─── TEXT PROVIDED

Here are piccies of Pixie as well. She looks great now - the skin has regrown and nice and healthy pink, but unfortunately she has developed more tumours so I don't have any updated photos.

Pixie the day of her operation = skin all looks ok despite the stitches:









Pixie when she started chewing her skin off:









Last month just before a new tumour started to show:

















Whilst enjoying her wheel 

















The trick with surolan is to try and drop it on the skin when they aren't looking and to give them a treat to distract them. With mine a chunk of digestive biscuit works. Has your vet given you any painkillers and antibiotics? My vet gave Pixie those alongwith the surolan - the antibiotic to kill any infection and work in conjunction with the surolan (which has anti-puritic properties) and the steroid tablets to reduce inflammation and kill pain that is causing them to chew the sore skin. I hope Nox is ok mousewoman.


----------



## zany_toon (Jan 30, 2009)

──────

◆ REQUIREMENT 1:
In the forum post about Pixie, what does the writer say works to distract their pets when applying surolan?
◆ REQUIREMENT 2:
Continue the forum post about Pixie from the point where it ends.
The records have no connection to the forum post about Pixie.

─── RECORDS SHOWN

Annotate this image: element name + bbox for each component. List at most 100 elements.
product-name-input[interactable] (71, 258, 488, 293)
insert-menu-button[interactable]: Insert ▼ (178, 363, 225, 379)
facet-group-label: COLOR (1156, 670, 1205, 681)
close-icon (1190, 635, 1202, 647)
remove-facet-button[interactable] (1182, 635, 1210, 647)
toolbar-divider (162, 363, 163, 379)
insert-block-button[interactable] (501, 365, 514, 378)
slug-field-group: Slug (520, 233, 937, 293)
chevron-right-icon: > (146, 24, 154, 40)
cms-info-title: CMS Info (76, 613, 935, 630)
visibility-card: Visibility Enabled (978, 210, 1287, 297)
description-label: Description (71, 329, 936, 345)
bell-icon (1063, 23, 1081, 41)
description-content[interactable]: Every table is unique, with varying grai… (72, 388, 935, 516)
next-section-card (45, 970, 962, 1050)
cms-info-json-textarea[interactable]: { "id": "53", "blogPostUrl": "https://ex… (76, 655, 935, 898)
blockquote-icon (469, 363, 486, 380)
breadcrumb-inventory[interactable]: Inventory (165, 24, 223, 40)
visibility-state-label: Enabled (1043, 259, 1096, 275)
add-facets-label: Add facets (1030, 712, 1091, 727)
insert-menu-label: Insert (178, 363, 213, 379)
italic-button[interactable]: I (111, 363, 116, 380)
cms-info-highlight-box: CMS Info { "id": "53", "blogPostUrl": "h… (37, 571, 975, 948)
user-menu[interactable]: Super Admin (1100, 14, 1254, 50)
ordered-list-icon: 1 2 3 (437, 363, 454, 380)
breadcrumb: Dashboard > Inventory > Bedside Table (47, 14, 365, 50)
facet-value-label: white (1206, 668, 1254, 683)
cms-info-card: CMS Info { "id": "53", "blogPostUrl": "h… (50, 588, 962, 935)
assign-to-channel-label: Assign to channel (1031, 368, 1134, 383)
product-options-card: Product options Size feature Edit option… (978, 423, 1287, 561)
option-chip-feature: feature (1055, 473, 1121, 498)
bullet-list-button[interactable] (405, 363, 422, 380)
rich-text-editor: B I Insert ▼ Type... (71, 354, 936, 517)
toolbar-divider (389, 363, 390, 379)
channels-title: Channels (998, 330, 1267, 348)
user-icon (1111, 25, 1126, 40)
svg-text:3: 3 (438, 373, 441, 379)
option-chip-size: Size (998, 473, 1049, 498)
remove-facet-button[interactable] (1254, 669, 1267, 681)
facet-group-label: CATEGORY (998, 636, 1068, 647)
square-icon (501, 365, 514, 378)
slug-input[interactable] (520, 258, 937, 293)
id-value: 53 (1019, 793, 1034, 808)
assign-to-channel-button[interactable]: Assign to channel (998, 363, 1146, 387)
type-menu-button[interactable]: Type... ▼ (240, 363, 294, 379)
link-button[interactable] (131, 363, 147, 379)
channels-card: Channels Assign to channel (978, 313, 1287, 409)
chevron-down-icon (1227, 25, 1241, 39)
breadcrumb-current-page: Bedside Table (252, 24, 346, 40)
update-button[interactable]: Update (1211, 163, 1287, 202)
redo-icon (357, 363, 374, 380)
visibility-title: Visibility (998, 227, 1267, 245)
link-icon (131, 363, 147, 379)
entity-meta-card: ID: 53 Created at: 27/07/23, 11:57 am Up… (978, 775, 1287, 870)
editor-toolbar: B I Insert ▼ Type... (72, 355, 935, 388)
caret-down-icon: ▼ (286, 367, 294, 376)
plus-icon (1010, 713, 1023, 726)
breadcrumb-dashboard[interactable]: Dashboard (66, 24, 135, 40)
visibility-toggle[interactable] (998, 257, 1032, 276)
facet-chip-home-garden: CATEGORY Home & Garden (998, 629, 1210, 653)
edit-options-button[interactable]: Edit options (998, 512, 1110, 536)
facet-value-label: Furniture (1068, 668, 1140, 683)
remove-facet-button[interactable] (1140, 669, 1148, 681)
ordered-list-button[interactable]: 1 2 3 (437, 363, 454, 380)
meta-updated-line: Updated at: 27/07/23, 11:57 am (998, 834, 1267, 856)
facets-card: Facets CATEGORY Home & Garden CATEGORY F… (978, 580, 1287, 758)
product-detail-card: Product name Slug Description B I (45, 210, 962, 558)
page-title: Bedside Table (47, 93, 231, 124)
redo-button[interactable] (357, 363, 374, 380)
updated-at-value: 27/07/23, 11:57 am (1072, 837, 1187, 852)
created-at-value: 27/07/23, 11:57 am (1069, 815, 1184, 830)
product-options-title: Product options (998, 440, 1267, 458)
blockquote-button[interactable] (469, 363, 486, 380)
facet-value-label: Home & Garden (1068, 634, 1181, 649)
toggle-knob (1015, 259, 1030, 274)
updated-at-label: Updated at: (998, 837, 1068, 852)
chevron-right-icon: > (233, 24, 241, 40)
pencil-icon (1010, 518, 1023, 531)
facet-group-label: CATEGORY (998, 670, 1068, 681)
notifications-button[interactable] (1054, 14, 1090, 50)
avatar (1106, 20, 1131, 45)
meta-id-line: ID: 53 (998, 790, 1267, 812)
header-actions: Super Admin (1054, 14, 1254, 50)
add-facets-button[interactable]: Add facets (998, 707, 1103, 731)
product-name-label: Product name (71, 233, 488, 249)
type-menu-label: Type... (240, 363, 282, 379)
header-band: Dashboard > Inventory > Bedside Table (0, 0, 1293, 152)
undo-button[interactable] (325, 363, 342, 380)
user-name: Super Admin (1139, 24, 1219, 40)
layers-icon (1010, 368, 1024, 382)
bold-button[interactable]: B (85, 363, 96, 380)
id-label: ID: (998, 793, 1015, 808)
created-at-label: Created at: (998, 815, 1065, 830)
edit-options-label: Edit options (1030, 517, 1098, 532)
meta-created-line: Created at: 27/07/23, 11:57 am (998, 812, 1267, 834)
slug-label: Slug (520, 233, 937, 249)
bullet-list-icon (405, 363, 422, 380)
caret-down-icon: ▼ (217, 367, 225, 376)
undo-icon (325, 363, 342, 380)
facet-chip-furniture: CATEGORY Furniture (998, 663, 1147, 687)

──────

◆ TASK RESPONSE 1:
A chunk of digestive biscuit.

◆ TASK RESPONSE 2:
Silly question mousewoman, but what colour is Nox? From what I can see with P&C's mouse Squiggles he looks to be piebald fawn (white and red with red eyes) and I'm wondering if your Nox is the same? Piebald fawn is the colouring Pixie has , and so is Pixie's suspected sister Tizzy who claws her ears off and all the skin under them. I'm just wondering if it's something genetic in that colouring as that is now 3 mice that colour I have had with skin problems of some sort.


----------



## momentofmadness (Jul 19, 2008)

My two old boys.. the vet thought they might have had mites and treated them.. they didn't get any better re the plucking and scratching.. so as they were quite old and started to loose condition we decided to let them go.. 
They also got quite doddery..


Best of luck with your Meece..


----------



## momentofmadness (Jul 19, 2008)

zany_toon said:


> Silly question mousewoman, but what colour is Nox? From what I can see with P&C's mouse Squiggles he looks to be piebald fawn (white and red with red eyes) and I'm wondering if your Nox is the same? Piebald fawn is the colouring Pixie has , and so is Pixie's suspected sister Tizzy who claws her ears off and all the skin under them. I'm just wondering if it's something genetic in that colouring as that is now 3 mice that colour I have had with skin problems of some sort.


ooo bill was fawn with white bits..


----------



## Mousewoman (Aug 4, 2011)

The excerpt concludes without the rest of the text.